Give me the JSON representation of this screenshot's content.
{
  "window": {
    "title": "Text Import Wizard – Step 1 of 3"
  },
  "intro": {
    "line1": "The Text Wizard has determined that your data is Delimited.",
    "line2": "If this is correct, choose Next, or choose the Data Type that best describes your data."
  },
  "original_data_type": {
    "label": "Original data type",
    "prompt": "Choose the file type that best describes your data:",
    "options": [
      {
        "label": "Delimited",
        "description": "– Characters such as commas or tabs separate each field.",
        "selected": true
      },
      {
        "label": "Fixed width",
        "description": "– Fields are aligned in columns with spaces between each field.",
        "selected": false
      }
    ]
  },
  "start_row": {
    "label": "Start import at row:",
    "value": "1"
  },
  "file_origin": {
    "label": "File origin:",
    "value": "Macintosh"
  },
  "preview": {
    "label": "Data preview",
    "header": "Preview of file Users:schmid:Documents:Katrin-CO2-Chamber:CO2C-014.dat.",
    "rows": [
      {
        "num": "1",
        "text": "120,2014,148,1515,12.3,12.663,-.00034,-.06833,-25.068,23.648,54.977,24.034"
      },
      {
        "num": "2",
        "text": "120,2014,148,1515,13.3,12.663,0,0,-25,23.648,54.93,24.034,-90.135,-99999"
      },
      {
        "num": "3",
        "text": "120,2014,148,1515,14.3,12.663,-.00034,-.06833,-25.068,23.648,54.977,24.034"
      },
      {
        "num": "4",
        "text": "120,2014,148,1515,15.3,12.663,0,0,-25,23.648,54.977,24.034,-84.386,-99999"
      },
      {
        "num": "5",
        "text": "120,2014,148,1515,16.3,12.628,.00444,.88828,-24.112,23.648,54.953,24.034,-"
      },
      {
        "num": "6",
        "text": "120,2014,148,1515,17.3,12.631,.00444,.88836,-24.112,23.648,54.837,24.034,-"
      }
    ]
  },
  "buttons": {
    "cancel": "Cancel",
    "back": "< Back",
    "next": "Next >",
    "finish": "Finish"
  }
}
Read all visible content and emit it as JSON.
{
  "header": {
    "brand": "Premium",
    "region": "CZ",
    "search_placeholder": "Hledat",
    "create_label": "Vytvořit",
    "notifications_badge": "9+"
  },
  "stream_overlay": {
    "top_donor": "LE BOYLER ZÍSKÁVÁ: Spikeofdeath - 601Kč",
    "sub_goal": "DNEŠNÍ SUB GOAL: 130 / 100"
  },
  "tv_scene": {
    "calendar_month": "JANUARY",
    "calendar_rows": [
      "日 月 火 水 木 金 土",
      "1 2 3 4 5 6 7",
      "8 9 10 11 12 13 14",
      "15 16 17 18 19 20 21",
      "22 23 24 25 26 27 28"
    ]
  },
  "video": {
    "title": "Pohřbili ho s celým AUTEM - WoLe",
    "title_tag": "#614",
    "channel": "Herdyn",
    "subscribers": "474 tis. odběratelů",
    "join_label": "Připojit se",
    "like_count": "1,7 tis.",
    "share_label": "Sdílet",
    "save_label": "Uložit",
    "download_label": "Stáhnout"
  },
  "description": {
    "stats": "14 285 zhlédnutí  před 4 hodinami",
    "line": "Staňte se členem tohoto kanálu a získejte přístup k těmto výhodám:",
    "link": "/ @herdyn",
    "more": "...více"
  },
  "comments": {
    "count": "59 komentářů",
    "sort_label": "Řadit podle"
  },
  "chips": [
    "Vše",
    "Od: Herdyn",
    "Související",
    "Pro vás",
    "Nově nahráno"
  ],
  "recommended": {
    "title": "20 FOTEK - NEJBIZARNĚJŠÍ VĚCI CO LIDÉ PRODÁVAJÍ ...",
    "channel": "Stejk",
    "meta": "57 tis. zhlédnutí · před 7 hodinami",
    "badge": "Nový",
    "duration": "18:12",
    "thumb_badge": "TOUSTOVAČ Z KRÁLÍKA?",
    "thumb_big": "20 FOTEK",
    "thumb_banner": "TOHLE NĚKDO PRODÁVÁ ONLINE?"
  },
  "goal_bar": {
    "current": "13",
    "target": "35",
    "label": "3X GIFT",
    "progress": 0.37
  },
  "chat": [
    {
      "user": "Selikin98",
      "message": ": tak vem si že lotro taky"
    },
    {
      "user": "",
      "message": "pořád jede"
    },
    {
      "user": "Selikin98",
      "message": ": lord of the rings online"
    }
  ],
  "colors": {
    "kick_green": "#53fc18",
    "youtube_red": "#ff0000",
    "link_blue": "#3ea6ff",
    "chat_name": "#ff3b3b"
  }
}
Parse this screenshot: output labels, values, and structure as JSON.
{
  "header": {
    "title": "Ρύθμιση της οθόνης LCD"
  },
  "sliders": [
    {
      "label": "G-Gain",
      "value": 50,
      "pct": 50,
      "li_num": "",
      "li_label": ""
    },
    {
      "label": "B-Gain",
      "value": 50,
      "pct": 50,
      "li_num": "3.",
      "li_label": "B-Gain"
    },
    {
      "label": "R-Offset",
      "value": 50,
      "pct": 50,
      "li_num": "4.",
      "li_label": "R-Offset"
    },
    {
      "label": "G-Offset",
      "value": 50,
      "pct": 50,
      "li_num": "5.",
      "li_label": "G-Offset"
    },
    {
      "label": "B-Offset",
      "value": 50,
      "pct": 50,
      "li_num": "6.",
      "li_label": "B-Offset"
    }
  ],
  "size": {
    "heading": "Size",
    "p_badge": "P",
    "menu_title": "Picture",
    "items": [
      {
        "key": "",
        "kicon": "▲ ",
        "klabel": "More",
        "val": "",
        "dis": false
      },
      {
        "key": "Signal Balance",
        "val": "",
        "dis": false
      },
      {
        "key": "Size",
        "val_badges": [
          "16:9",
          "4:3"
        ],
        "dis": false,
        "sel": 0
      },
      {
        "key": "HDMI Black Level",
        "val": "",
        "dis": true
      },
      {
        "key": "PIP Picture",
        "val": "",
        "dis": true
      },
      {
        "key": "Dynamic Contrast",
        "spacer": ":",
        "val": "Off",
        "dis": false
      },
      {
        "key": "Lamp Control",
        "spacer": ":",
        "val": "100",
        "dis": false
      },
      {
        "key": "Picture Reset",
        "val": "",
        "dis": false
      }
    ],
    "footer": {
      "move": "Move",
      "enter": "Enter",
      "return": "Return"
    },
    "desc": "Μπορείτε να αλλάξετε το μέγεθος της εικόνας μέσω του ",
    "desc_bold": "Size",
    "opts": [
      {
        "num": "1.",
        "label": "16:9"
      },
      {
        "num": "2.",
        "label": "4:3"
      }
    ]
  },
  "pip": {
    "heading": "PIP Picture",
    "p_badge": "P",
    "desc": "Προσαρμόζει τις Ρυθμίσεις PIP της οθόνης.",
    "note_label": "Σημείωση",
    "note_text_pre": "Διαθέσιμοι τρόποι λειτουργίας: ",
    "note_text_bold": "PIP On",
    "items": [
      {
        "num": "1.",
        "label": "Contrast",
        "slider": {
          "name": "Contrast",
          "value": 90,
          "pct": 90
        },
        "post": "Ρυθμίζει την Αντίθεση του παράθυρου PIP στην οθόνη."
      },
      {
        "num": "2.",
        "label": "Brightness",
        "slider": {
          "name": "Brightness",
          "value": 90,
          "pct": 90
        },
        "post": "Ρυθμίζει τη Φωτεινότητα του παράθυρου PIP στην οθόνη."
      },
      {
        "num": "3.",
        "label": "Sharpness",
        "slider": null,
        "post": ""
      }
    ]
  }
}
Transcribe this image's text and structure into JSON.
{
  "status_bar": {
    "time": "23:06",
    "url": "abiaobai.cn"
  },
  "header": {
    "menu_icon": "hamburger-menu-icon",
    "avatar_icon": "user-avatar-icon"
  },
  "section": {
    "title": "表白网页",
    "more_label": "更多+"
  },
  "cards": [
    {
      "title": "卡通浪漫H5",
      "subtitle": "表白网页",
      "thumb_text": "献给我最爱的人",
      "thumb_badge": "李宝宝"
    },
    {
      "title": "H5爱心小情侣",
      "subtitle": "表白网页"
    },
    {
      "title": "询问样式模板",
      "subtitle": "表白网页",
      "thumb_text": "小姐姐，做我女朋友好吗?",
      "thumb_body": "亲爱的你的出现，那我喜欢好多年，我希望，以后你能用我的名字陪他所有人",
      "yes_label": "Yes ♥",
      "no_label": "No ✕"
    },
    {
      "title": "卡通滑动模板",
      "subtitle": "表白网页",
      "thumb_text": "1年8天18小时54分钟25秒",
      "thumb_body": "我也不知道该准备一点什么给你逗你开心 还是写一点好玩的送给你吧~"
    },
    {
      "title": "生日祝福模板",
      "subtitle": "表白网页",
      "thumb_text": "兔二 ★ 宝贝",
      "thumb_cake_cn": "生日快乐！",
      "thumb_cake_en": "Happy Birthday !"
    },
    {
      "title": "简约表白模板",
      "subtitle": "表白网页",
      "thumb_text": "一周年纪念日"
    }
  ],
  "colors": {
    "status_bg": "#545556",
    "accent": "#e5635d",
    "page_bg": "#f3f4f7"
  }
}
______________________________
-- SHORT EXERCISE --
Respond with nothing but the number of lines in the entries that contain the string "hodinami".

-- ANSWER TO THE EXERCISE --
2